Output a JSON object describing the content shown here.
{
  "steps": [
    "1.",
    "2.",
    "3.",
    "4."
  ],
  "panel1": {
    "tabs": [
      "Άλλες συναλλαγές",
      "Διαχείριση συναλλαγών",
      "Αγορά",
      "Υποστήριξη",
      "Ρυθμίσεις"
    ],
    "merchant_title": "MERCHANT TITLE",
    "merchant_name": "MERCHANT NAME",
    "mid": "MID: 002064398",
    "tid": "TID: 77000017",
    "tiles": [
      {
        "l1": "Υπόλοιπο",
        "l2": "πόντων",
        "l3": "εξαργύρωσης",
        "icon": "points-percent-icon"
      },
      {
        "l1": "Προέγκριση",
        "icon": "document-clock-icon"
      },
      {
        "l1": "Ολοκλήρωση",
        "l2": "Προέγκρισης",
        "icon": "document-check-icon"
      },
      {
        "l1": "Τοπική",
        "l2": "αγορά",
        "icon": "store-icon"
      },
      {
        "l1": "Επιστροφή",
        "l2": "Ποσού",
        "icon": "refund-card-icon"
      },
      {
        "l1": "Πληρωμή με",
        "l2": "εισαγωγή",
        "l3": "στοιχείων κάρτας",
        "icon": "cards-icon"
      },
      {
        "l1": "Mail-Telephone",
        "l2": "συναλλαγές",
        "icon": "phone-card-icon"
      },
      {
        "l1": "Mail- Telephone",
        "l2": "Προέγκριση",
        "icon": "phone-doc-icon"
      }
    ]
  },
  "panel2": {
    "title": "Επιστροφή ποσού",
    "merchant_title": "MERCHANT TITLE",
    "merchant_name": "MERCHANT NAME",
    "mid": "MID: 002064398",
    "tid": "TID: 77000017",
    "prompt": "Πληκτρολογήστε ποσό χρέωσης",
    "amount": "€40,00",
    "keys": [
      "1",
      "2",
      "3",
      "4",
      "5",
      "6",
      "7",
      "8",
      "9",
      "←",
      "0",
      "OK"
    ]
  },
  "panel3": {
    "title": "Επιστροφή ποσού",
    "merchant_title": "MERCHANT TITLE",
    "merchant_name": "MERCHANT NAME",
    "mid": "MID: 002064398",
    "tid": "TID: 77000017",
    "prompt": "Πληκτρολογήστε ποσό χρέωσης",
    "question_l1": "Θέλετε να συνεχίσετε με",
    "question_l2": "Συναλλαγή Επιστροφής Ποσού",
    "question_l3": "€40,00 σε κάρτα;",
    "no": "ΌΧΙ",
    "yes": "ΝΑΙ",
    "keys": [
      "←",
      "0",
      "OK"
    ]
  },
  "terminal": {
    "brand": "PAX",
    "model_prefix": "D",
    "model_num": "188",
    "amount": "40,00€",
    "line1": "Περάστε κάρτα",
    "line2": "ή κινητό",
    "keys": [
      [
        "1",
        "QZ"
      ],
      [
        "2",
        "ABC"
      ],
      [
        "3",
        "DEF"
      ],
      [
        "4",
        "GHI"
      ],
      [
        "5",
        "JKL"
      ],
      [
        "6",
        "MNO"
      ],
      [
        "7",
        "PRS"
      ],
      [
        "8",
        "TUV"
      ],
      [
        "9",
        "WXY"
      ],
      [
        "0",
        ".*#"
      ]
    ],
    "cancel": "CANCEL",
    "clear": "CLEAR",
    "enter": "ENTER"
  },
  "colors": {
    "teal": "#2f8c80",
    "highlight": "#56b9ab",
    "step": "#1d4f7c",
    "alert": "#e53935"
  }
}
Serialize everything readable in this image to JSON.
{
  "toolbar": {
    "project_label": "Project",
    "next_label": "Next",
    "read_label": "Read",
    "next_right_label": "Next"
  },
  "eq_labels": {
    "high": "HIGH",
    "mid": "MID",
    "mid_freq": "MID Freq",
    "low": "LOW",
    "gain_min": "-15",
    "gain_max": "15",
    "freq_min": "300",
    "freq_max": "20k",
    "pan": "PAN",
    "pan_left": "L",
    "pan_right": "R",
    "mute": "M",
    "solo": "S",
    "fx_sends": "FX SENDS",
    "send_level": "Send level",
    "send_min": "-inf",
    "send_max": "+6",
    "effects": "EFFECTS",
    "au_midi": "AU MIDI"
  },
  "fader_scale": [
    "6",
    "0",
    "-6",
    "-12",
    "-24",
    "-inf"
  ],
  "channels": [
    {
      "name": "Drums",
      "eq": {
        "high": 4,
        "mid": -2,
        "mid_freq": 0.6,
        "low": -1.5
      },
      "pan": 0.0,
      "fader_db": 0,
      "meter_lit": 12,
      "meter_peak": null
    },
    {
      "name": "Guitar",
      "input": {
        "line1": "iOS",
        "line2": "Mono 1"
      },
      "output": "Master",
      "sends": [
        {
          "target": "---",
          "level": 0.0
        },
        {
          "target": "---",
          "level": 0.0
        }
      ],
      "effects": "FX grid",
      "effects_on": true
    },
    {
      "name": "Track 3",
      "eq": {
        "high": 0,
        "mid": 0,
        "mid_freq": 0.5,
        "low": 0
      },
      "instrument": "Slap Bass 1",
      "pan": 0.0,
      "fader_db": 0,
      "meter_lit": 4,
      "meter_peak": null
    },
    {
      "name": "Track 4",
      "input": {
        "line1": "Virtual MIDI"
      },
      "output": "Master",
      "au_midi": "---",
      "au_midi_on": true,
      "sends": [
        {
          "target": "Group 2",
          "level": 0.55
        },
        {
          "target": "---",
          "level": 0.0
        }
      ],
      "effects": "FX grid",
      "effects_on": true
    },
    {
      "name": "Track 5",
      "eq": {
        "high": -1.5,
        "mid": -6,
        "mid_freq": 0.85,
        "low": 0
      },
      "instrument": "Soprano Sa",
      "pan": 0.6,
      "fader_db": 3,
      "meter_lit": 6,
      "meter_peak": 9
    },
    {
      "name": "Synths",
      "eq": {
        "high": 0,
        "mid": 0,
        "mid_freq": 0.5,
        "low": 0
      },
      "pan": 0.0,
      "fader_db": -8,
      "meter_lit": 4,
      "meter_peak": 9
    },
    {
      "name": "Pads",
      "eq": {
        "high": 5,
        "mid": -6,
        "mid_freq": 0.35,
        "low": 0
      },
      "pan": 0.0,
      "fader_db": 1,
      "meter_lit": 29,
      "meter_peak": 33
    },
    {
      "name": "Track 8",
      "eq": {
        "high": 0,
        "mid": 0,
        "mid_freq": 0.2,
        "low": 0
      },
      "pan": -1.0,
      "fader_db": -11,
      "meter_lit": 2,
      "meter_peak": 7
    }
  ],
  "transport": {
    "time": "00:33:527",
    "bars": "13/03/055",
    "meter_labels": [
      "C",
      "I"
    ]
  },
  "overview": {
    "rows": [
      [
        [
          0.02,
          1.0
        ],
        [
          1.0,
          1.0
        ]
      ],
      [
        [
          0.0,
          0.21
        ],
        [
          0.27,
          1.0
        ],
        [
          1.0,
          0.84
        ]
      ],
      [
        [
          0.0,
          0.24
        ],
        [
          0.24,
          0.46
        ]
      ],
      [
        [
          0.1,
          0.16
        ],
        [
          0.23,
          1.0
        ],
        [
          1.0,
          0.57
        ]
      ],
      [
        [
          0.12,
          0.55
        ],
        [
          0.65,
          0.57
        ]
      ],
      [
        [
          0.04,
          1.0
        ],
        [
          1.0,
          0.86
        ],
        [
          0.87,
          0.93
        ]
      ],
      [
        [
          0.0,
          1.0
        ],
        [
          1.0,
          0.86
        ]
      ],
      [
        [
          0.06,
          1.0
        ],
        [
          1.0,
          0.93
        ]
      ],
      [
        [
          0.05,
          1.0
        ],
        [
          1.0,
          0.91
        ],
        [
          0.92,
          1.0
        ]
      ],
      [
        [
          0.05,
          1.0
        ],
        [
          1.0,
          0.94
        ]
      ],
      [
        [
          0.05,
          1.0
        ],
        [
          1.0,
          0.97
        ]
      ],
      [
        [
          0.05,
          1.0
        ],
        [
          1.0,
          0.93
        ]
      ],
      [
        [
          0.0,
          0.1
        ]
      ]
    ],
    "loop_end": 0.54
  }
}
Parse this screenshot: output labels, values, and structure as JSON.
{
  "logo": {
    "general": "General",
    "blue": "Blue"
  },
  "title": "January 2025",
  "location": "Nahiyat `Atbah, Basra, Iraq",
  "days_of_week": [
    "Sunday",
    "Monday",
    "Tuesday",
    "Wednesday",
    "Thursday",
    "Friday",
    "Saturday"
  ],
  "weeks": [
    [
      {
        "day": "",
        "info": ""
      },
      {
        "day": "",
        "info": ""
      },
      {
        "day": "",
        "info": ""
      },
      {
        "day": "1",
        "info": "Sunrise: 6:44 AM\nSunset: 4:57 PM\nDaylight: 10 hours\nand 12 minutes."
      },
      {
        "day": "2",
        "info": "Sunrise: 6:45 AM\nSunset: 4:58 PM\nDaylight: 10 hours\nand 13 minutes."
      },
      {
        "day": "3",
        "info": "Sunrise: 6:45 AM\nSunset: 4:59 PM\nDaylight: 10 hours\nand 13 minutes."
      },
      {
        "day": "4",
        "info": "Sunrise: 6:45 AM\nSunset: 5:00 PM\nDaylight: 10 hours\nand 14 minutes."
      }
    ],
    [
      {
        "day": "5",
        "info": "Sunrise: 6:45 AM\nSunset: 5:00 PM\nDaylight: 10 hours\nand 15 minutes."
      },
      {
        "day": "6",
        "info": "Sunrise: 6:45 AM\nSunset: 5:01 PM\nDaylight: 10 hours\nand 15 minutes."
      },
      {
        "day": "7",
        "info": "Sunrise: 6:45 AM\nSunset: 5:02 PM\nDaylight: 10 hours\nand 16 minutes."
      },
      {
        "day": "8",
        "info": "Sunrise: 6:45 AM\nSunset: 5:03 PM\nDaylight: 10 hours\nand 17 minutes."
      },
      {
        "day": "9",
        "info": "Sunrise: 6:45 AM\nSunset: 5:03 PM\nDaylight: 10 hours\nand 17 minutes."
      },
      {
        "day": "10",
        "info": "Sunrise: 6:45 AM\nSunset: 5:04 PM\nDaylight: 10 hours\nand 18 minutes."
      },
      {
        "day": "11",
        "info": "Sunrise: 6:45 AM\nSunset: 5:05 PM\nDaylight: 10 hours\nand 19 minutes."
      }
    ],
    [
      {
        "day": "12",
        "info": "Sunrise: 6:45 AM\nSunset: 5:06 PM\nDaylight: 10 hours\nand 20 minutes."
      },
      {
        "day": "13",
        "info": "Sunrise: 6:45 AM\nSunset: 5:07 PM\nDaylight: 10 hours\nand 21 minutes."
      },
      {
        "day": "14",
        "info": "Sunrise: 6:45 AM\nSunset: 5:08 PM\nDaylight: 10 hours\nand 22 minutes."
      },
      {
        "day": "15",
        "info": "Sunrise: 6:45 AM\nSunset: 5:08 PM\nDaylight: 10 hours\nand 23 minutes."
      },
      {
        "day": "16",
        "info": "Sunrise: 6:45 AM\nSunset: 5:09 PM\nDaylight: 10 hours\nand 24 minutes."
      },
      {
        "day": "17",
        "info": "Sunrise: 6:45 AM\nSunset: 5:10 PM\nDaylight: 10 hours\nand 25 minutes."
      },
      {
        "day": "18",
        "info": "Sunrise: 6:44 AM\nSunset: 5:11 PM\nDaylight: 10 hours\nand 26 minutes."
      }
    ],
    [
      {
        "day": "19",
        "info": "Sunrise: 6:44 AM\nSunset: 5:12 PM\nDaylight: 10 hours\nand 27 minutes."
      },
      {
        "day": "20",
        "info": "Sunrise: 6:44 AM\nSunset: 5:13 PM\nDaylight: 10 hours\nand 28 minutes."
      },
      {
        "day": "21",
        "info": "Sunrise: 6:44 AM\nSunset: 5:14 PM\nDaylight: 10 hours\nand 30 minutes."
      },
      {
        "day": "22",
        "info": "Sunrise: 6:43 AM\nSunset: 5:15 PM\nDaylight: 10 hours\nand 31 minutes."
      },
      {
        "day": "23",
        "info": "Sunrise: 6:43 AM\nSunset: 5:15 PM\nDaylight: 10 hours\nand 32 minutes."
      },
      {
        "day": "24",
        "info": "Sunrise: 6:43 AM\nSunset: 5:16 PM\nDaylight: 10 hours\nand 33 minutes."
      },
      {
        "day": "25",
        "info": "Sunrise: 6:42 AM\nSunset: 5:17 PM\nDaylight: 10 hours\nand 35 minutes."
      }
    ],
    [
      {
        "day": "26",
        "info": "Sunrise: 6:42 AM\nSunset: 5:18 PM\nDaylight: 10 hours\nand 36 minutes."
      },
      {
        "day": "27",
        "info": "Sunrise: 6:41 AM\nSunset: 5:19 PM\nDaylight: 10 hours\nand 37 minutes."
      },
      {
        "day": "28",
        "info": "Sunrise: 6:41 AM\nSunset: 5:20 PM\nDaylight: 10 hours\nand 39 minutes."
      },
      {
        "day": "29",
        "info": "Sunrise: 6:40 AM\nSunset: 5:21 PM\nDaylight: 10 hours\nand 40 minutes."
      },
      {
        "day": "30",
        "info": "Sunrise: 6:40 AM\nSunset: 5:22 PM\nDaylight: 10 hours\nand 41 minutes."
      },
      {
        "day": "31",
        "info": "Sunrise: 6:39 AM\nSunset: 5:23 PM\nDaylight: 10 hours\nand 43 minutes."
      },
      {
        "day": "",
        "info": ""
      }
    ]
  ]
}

Request –
Using the material above, copy every line in which the string "Next" occurs.

Reply to the exercise –
    "next_label": "Next",
    "next_right_label": "Next"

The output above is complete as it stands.